▶ _WRITTEN INSTRUCTION_: Compute how many lines in the entries below contain "TradingView", and output nothing but the number.

▶ _RECORD EXCERPTS_:

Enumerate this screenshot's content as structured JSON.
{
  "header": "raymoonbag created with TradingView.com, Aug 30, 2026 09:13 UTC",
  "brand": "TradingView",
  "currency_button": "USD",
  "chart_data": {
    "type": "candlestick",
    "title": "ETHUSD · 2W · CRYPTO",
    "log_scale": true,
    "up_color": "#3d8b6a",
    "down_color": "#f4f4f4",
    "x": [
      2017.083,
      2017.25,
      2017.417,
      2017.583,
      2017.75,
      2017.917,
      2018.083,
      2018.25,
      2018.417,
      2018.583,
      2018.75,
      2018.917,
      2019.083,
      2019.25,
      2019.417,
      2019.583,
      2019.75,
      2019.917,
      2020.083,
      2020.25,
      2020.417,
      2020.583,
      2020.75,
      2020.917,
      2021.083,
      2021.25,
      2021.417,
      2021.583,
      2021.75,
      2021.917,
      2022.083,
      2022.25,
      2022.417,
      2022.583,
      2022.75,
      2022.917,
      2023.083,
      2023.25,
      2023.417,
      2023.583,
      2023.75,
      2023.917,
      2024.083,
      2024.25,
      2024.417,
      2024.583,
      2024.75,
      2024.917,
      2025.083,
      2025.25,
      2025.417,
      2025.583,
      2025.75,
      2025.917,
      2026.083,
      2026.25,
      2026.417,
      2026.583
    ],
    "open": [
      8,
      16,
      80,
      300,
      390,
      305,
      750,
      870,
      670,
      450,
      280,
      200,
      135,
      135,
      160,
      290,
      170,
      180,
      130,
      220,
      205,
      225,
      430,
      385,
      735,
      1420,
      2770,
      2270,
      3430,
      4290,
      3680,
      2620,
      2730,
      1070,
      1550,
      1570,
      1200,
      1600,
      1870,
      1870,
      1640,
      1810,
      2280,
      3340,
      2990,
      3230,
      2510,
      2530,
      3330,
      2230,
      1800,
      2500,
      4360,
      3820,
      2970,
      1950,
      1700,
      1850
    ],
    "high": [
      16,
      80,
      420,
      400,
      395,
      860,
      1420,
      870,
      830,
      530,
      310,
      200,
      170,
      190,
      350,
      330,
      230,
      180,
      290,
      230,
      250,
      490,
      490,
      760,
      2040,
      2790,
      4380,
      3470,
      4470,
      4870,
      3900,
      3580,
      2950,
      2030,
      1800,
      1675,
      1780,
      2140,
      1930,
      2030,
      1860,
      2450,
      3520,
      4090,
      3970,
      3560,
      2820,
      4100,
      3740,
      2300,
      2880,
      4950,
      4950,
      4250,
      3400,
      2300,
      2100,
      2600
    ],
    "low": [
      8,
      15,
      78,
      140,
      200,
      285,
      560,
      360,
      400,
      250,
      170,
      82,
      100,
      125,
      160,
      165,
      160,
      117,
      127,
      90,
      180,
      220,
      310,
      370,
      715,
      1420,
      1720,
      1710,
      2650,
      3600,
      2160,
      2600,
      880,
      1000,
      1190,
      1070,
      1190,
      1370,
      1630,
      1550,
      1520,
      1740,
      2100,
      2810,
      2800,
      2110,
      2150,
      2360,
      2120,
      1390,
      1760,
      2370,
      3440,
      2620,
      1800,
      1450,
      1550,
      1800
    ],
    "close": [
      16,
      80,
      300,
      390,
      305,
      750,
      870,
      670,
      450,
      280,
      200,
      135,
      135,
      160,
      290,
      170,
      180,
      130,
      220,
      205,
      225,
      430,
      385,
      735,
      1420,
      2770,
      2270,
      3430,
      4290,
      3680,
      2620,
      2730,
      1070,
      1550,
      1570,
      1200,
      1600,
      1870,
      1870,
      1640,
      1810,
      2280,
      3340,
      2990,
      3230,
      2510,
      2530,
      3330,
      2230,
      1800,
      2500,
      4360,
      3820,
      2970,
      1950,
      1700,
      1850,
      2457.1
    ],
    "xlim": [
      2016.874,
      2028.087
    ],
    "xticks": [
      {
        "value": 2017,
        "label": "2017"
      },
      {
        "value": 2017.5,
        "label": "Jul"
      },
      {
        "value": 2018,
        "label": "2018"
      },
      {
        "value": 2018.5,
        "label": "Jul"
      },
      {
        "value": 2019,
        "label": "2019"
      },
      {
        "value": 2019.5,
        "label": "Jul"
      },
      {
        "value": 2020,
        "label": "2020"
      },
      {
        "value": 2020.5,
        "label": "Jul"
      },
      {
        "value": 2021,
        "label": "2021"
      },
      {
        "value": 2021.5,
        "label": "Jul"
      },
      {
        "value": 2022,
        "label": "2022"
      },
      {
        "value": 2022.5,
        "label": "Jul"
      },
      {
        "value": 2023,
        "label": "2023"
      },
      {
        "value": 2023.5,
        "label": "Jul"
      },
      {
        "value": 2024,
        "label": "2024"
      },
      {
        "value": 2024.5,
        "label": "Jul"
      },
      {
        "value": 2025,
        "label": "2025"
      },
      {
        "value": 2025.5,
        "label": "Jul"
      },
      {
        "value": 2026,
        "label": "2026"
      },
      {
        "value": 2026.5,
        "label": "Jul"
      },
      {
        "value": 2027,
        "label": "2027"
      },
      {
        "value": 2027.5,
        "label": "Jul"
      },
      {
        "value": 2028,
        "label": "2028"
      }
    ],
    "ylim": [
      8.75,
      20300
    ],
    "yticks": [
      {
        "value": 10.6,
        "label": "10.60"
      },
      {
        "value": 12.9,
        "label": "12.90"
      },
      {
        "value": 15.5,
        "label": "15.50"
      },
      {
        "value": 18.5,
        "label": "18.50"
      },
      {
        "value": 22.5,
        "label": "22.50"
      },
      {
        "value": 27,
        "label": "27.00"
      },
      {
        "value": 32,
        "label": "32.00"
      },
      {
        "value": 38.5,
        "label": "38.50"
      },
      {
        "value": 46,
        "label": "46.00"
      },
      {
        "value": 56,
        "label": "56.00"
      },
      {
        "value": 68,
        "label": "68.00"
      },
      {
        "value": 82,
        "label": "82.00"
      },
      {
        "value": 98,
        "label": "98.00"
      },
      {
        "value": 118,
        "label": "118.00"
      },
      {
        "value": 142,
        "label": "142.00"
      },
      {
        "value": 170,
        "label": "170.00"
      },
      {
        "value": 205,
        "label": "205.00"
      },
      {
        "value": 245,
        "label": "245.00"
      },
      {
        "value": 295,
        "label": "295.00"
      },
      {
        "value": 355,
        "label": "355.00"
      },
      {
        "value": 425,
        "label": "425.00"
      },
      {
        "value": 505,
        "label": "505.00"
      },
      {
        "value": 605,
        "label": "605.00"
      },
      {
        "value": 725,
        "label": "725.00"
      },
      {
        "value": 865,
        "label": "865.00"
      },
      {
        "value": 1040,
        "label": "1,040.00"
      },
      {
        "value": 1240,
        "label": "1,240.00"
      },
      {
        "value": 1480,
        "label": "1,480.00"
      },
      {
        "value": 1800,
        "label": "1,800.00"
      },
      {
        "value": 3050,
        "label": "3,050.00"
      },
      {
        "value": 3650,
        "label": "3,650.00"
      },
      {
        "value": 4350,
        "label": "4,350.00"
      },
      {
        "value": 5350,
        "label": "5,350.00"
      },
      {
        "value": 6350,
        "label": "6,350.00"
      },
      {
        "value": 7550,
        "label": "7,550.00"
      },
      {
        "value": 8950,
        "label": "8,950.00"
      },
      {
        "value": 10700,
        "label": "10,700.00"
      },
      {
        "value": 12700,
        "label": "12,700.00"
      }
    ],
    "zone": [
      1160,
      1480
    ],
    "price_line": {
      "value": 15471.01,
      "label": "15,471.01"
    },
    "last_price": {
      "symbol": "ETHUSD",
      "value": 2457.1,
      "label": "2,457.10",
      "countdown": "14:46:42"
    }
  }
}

▶ _SOLUTION TO THIS PROBLEM_: 2